In the entries that follow, how many lines contain the word "Comercio"? Answer with the number only.

________________

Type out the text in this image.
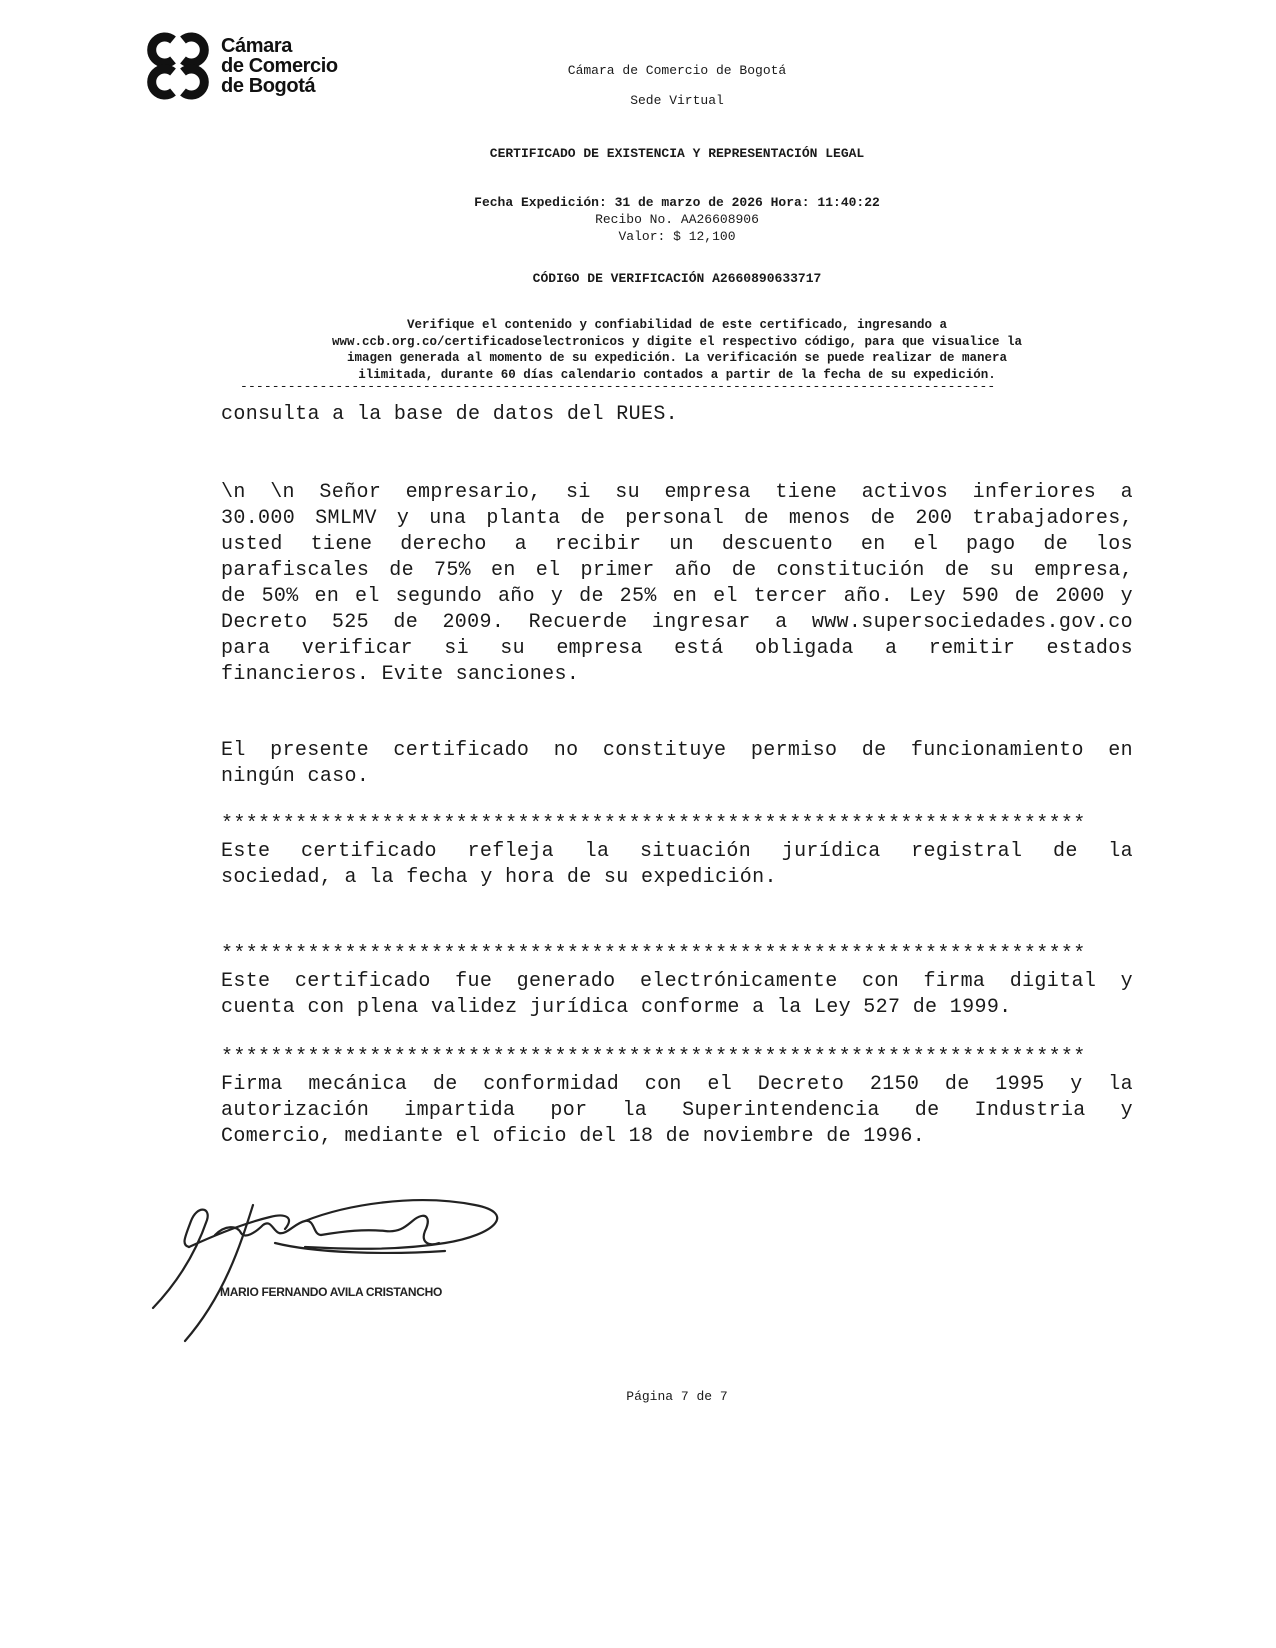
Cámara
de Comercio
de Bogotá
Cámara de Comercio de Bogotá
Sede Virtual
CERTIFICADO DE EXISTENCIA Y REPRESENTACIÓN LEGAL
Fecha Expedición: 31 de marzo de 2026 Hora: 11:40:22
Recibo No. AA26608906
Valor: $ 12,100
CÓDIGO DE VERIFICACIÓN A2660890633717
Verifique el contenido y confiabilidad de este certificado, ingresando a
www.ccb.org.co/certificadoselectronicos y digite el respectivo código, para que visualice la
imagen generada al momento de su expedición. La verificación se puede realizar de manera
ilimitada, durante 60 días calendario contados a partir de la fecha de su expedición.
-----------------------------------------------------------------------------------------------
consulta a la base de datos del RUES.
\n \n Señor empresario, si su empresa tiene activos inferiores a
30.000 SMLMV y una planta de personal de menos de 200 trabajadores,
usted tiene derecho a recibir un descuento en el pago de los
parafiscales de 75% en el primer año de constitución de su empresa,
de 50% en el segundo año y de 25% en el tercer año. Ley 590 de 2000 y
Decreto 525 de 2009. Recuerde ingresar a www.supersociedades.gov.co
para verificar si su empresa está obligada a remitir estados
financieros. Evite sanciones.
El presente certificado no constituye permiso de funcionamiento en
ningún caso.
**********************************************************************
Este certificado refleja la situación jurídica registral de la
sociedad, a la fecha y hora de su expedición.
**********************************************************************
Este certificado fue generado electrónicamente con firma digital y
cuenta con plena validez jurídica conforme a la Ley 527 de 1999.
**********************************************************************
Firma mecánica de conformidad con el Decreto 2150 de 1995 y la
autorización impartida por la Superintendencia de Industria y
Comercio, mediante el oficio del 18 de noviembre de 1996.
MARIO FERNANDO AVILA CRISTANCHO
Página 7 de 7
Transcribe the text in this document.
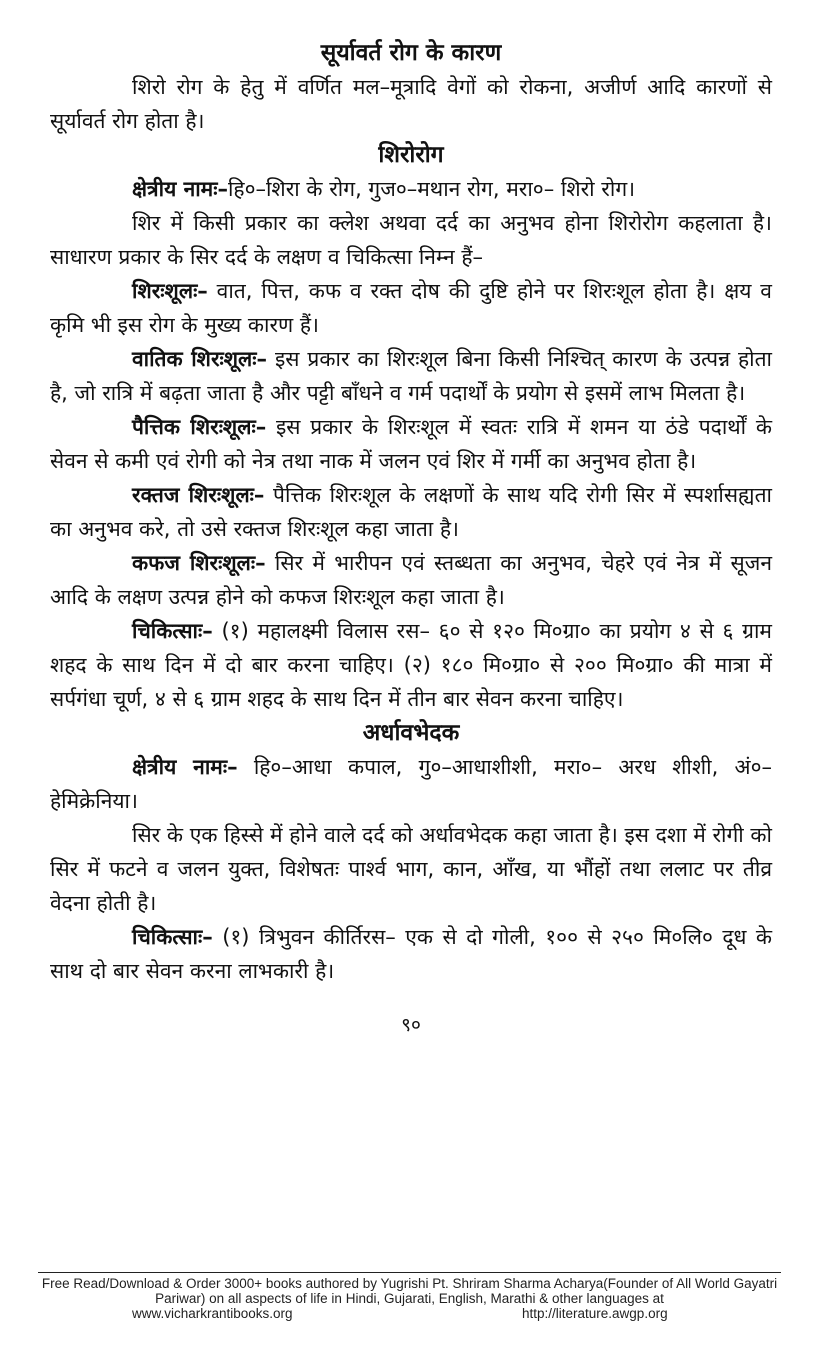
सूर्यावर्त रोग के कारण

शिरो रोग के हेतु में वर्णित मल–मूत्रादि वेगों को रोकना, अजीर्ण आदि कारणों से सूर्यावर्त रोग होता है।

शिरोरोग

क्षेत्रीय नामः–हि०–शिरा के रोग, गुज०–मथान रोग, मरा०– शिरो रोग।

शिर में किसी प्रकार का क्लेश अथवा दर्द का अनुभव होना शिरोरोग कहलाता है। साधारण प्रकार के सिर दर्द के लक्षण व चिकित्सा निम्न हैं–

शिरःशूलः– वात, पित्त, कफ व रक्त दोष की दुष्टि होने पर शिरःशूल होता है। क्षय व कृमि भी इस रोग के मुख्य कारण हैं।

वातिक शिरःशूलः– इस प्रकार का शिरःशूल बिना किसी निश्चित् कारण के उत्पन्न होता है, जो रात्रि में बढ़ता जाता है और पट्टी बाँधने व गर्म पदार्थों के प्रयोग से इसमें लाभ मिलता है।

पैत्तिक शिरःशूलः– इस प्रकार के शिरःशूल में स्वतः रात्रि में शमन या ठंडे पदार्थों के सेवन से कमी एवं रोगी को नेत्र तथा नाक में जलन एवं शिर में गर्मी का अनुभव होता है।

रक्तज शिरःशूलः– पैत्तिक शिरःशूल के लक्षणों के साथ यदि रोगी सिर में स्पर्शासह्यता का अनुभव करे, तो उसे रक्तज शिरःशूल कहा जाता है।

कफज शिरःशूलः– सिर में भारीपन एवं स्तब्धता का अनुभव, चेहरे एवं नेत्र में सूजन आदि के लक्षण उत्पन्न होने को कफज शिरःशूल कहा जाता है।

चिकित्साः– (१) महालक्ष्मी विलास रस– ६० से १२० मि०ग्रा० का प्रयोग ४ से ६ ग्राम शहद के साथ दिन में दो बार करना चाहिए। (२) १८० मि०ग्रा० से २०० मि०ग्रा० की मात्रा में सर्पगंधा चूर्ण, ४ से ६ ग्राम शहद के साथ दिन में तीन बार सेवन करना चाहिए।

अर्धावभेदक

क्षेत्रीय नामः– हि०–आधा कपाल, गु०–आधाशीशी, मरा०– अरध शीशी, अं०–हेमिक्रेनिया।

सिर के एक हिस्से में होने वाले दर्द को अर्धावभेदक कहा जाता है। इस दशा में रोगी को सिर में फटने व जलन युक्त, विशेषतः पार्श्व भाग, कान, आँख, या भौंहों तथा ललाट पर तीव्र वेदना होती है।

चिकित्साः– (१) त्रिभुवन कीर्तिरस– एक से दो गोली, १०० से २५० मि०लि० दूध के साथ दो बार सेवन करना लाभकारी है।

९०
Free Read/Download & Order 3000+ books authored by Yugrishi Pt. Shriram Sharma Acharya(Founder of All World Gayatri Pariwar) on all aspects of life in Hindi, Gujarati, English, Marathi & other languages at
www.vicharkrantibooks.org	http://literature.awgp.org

________________

### RESPONSE
3